§ **The exercise**
Copy every line of the material below word for word, without changing any character.

** Begin **

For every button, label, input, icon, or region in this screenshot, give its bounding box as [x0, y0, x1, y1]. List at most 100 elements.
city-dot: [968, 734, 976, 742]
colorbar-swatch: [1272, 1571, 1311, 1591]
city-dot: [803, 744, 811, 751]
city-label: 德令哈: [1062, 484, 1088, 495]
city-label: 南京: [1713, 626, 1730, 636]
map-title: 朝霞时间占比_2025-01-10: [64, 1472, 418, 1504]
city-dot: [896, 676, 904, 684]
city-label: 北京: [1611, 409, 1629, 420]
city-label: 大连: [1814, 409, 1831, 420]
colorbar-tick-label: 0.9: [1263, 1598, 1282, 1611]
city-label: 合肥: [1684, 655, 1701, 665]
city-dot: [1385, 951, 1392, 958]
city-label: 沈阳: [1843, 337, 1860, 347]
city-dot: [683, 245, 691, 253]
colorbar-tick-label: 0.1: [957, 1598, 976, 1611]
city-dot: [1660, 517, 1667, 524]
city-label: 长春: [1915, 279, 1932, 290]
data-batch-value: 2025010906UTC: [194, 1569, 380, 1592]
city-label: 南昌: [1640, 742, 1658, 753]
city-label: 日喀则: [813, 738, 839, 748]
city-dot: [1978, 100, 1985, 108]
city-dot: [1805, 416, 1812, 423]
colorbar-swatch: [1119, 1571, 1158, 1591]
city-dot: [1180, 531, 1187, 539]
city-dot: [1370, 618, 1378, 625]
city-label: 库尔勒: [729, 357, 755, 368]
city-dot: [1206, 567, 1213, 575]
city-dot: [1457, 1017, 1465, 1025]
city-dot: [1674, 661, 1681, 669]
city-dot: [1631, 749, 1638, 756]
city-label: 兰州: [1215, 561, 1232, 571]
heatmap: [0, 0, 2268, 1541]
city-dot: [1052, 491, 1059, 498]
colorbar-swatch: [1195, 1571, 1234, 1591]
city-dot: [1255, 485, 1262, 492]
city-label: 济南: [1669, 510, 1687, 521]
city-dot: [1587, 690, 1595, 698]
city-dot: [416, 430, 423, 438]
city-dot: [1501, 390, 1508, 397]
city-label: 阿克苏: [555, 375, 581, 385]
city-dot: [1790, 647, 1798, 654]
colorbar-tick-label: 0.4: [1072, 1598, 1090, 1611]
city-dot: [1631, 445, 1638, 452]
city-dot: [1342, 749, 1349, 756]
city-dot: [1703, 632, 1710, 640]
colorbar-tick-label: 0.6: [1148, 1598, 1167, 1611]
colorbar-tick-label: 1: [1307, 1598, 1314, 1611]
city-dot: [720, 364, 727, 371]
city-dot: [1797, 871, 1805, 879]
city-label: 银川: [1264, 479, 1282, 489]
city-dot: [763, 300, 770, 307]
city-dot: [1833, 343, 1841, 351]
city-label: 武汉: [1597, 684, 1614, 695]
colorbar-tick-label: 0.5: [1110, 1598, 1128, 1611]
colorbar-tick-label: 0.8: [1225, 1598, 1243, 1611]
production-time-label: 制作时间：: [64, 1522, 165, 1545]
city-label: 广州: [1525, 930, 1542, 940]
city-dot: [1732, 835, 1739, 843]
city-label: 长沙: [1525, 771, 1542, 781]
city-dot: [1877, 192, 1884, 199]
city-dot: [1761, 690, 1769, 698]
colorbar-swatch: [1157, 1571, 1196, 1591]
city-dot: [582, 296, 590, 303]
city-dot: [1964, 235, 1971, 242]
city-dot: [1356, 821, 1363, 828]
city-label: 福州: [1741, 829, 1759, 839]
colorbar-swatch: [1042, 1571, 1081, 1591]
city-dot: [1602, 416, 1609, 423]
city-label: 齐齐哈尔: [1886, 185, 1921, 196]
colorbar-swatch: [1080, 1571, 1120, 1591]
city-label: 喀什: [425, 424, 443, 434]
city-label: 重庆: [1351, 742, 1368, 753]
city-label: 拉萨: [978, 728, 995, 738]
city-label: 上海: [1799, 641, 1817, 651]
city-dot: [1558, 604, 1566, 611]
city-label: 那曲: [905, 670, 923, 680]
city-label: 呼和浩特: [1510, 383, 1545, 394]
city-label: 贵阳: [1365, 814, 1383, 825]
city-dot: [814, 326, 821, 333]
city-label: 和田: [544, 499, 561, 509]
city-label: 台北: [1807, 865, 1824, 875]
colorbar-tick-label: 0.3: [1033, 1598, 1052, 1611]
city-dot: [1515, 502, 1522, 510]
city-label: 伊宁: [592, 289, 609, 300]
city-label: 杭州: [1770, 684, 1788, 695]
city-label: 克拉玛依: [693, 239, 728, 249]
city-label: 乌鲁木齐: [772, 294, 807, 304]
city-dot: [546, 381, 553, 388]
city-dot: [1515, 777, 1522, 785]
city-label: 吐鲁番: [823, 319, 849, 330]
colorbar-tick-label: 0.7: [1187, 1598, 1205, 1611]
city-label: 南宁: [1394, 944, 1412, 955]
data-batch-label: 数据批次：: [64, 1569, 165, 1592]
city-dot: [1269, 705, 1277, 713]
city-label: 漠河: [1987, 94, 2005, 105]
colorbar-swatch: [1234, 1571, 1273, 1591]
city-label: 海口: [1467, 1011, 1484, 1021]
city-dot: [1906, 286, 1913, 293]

** End **

§ **Exercise response**
For every button, label, input, icon, or region in this screenshot, give its bounding box as [x0, y0, x1, y1]. List at most 100 elements.
city-dot: [968, 734, 976, 742]
colorbar-swatch: [1272, 1571, 1311, 1591]
city-dot: [803, 744, 811, 751]
city-label: 德令哈: [1062, 484, 1088, 495]
city-label: 南京: [1713, 626, 1730, 636]
map-title: 朝霞时间占比_2025-01-10: [64, 1472, 418, 1504]
city-dot: [896, 676, 904, 684]
city-label: 北京: [1611, 409, 1629, 420]
city-label: 大连: [1814, 409, 1831, 420]
colorbar-tick-label: 0.9: [1263, 1598, 1282, 1611]
city-label: 合肥: [1684, 655, 1701, 665]
city-dot: [1385, 951, 1392, 958]
city-label: 沈阳: [1843, 337, 1860, 347]
city-dot: [683, 245, 691, 253]
colorbar-tick-label: 0.1: [957, 1598, 976, 1611]
city-dot: [1660, 517, 1667, 524]
city-label: 长春: [1915, 279, 1932, 290]
data-batch-value: 2025010906UTC: [194, 1569, 380, 1592]
city-label: 南昌: [1640, 742, 1658, 753]
city-label: 日喀则: [813, 738, 839, 748]
city-dot: [1978, 100, 1985, 108]
city-dot: [1805, 416, 1812, 423]
colorbar-swatch: [1119, 1571, 1158, 1591]
city-dot: [1180, 531, 1187, 539]
city-dot: [1370, 618, 1378, 625]
city-label: 库尔勒: [729, 357, 755, 368]
city-dot: [1206, 567, 1213, 575]
city-dot: [1457, 1017, 1465, 1025]
city-dot: [1674, 661, 1681, 669]
city-dot: [1631, 749, 1638, 756]
city-label: 兰州: [1215, 561, 1232, 571]
heatmap: [0, 0, 2268, 1541]
city-dot: [1052, 491, 1059, 498]
colorbar-swatch: [1195, 1571, 1234, 1591]
city-dot: [1255, 485, 1262, 492]
city-label: 济南: [1669, 510, 1687, 521]
city-dot: [1587, 690, 1595, 698]
city-dot: [416, 430, 423, 438]
city-dot: [1501, 390, 1508, 397]
city-label: 阿克苏: [555, 375, 581, 385]
city-dot: [1790, 647, 1798, 654]
colorbar-tick-label: 0.4: [1072, 1598, 1090, 1611]
city-dot: [1631, 445, 1638, 452]
city-dot: [1342, 749, 1349, 756]
city-dot: [1703, 632, 1710, 640]
colorbar-tick-label: 0.6: [1148, 1598, 1167, 1611]
colorbar-tick-label: 1: [1307, 1598, 1314, 1611]
city-dot: [720, 364, 727, 371]
city-dot: [1797, 871, 1805, 879]
city-label: 银川: [1264, 479, 1282, 489]
city-dot: [763, 300, 770, 307]
city-dot: [1833, 343, 1841, 351]
city-label: 武汉: [1597, 684, 1614, 695]
colorbar-tick-label: 0.5: [1110, 1598, 1128, 1611]
colorbar-tick-label: 0.8: [1225, 1598, 1243, 1611]
production-time-label: 制作时间：: [64, 1522, 165, 1545]
city-label: 广州: [1525, 930, 1542, 940]
city-dot: [1732, 835, 1739, 843]
city-label: 长沙: [1525, 771, 1542, 781]
city-dot: [1877, 192, 1884, 199]
city-dot: [1761, 690, 1769, 698]
colorbar-swatch: [1157, 1571, 1196, 1591]
city-dot: [582, 296, 590, 303]
city-dot: [1964, 235, 1971, 242]
city-dot: [1356, 821, 1363, 828]
city-label: 福州: [1741, 829, 1759, 839]
colorbar-swatch: [1042, 1571, 1081, 1591]
city-dot: [1602, 416, 1609, 423]
city-label: 齐齐哈尔: [1886, 185, 1921, 196]
colorbar-swatch: [1080, 1571, 1120, 1591]
city-label: 喀什: [425, 424, 443, 434]
city-label: 重庆: [1351, 742, 1368, 753]
city-label: 拉萨: [978, 728, 995, 738]
city-label: 上海: [1799, 641, 1817, 651]
city-dot: [1558, 604, 1566, 611]
city-label: 那曲: [905, 670, 923, 680]
city-label: 呼和浩特: [1510, 383, 1545, 394]
city-label: 贵阳: [1365, 814, 1383, 825]
city-dot: [814, 326, 821, 333]
city-label: 和田: [544, 499, 561, 509]
city-label: 台北: [1807, 865, 1824, 875]
colorbar-tick-label: 0.3: [1033, 1598, 1052, 1611]
city-dot: [1515, 502, 1522, 510]
city-label: 伊宁: [592, 289, 609, 300]
city-label: 杭州: [1770, 684, 1788, 695]
city-label: 克拉玛依: [693, 239, 728, 249]
city-label: 乌鲁木齐: [772, 294, 807, 304]
city-dot: [546, 381, 553, 388]
city-dot: [1515, 777, 1522, 785]
city-label: 吐鲁番: [823, 319, 849, 330]
colorbar-tick-label: 0.7: [1187, 1598, 1205, 1611]
city-label: 南宁: [1394, 944, 1412, 955]
data-batch-label: 数据批次：: [64, 1569, 165, 1592]
city-dot: [1269, 705, 1277, 713]
city-label: 漠河: [1987, 94, 2005, 105]
colorbar-swatch: [1234, 1571, 1273, 1591]
city-label: 海口: [1467, 1011, 1484, 1021]
city-dot: [1906, 286, 1913, 293]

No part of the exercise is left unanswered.